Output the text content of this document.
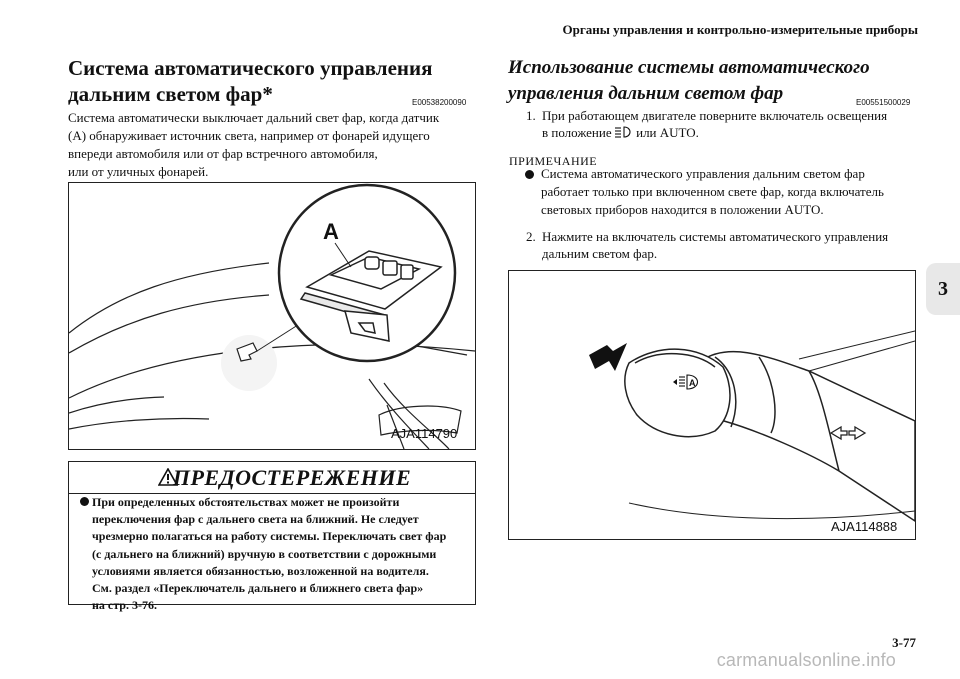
Органы управления и контрольно-измерительные приборы
3
Система автоматического управления дальним светом фар*	E00538200090
Система автоматически выключает дальний свет фар, когда датчик
(A) обнаруживает источник света, например от фонарей идущего
впереди автомобиля или от фар встречного автомобиля,
или от уличных фонарей.
A
AJA114790
ПРЕДОСТЕРЕЖЕНИЕ
При определенных обстоятельствах может не произойти
переключения фар с дальнего света на ближний. Не следует
чрезмерно полагаться на работу системы. Переключать свет фар
(с дальнего на ближний) вручную в соответствии с дорожными
условиями является обязанностью, возложенной на водителя.
См. раздел «Переключатель дальнего и ближнего света фар»
на стр. 3-76.
Использование системы автоматического
управления дальним светом фар	E00551500029
1. При работающем двигателе поверните включатель освещения
в положение  или AUTO.
ПРИМЕЧАНИЕ
Система автоматического управления дальним светом фар
работает только при включенном свете фар, когда включатель
световых приборов находится в положении AUTO.
2. Нажмите на включатель системы автоматического управления
дальним светом фар.
A
AJA114888
3-77
carmanualsonline.info
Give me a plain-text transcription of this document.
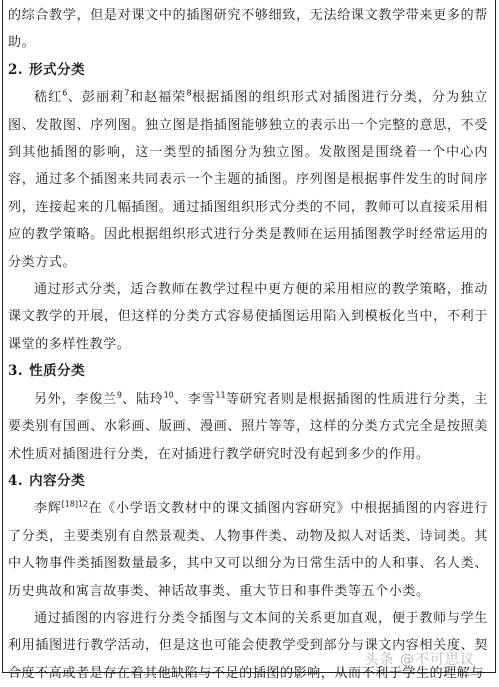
的综合教学，但是对课文中的插图研究不够细致，无法给课文教学带来更多的帮助。

2. 形式分类

嵇红$^6$、彭丽莉$^7$和赵福荣$^8$根据插图的组织形式对插图进行分类，分为独立图、发散图、序列图。独立图是指插图能够独立的表示出一个完整的意思，不受到其他插图的影响，这一类型的插图分为独立图。发散图是围绕着一个中心内容，通过多个插图来共同表示一个主题的插图。序列图是根据事件发生的时间序列，连接起来的几幅插图。通过插图组织形式分类的不同，教师可以直接采用相应的教学策略。因此根据组织形式进行分类是教师在运用插图教学时经常运用的分类方式。

通过形式分类，适合教师在教学过程中更方便的采用相应的教学策略，推动课文教学的开展，但这样的分类方式容易使插图运用陷入到模板化当中，不利于课堂的多样性教学。

3. 性质分类

另外，李俊兰$^9$、陆玲$^{10}$、李雪$^{11}$等研究者则是根据插图的性质进行分类，主要类别有国画、水彩画、版画、漫画、照片等等，这样的分类方式完全是按照美术性质对插图进行分类，在对插进行教学研究时没有起到多少的作用。

4. 内容分类

李辉$^{[18]12}$在《小学语文教材中的课文插图内容研究》中根据插图的内容进行了分类，主要类别有自然景观类、人物事件类、动物及拟人对话类、诗词类。其中人物事件类插图数量最多，其中又可以细分为日常生活中的人和事、名人类、历史典故和寓言故事类、神话故事类、重大节日和事件类等五个小类。

通过插图的内容进行分类令插图与文本间的关系更加直观，便于教师与学生利用插图进行教学活动，但是这也可能会使教学受到部分与课文内容相关度、契合度不高或者是存在着其他缺陷与不足的插图的影响，从而不利于学生的理解与

头条 @不可思议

__REQUEST__. Print the complete listing exactly as it stands, without its pictures.

__ANSWER TO THIS EXERCISE__.
Output the text content of this document.
Органы управления и контрольно-измерительные приборы
3
Система автоматического управления дальним светом фар*	E00538200090
Система автоматически выключает дальний свет фар, когда датчик
(A) обнаруживает источник света, например от фонарей идущего
впереди автомобиля или от фар встречного автомобиля,
или от уличных фонарей.
A
AJA114790
ПРЕДОСТЕРЕЖЕНИЕ
При определенных обстоятельствах может не произойти
переключения фар с дальнего света на ближний. Не следует
чрезмерно полагаться на работу системы. Переключать свет фар
(с дальнего на ближний) вручную в соответствии с дорожными
условиями является обязанностью, возложенной на водителя.
См. раздел «Переключатель дальнего и ближнего света фар»
на стр. 3-76.
Использование системы автоматического
управления дальним светом фар	E00551500029
1. При работающем двигателе поверните включатель освещения
в положение  или AUTO.
ПРИМЕЧАНИЕ
Система автоматического управления дальним светом фар
работает только при включенном свете фар, когда включатель
световых приборов находится в положении AUTO.
2. Нажмите на включатель системы автоматического управления
дальним светом фар.
A
AJA114888
3-77
carmanualsonline.info
Give me a plain-text transcription of this document.
的综合教学，但是对课文中的插图研究不够细致，无法给课文教学带来更多的帮助。

2. 形式分类

嵇红$^6$、彭丽莉$^7$和赵福荣$^8$根据插图的组织形式对插图进行分类，分为独立图、发散图、序列图。独立图是指插图能够独立的表示出一个完整的意思，不受到其他插图的影响，这一类型的插图分为独立图。发散图是围绕着一个中心内容，通过多个插图来共同表示一个主题的插图。序列图是根据事件发生的时间序列，连接起来的几幅插图。通过插图组织形式分类的不同，教师可以直接采用相应的教学策略。因此根据组织形式进行分类是教师在运用插图教学时经常运用的分类方式。

通过形式分类，适合教师在教学过程中更方便的采用相应的教学策略，推动课文教学的开展，但这样的分类方式容易使插图运用陷入到模板化当中，不利于课堂的多样性教学。

3. 性质分类

另外，李俊兰$^9$、陆玲$^{10}$、李雪$^{11}$等研究者则是根据插图的性质进行分类，主要类别有国画、水彩画、版画、漫画、照片等等，这样的分类方式完全是按照美术性质对插图进行分类，在对插进行教学研究时没有起到多少的作用。

4. 内容分类

李辉$^{[18]12}$在《小学语文教材中的课文插图内容研究》中根据插图的内容进行了分类，主要类别有自然景观类、人物事件类、动物及拟人对话类、诗词类。其中人物事件类插图数量最多，其中又可以细分为日常生活中的人和事、名人类、历史典故和寓言故事类、神话故事类、重大节日和事件类等五个小类。

通过插图的内容进行分类令插图与文本间的关系更加直观，便于教师与学生利用插图进行教学活动，但是这也可能会使教学受到部分与课文内容相关度、契合度不高或者是存在着其他缺陷与不足的插图的影响，从而不利于学生的理解与

头条 @不可思议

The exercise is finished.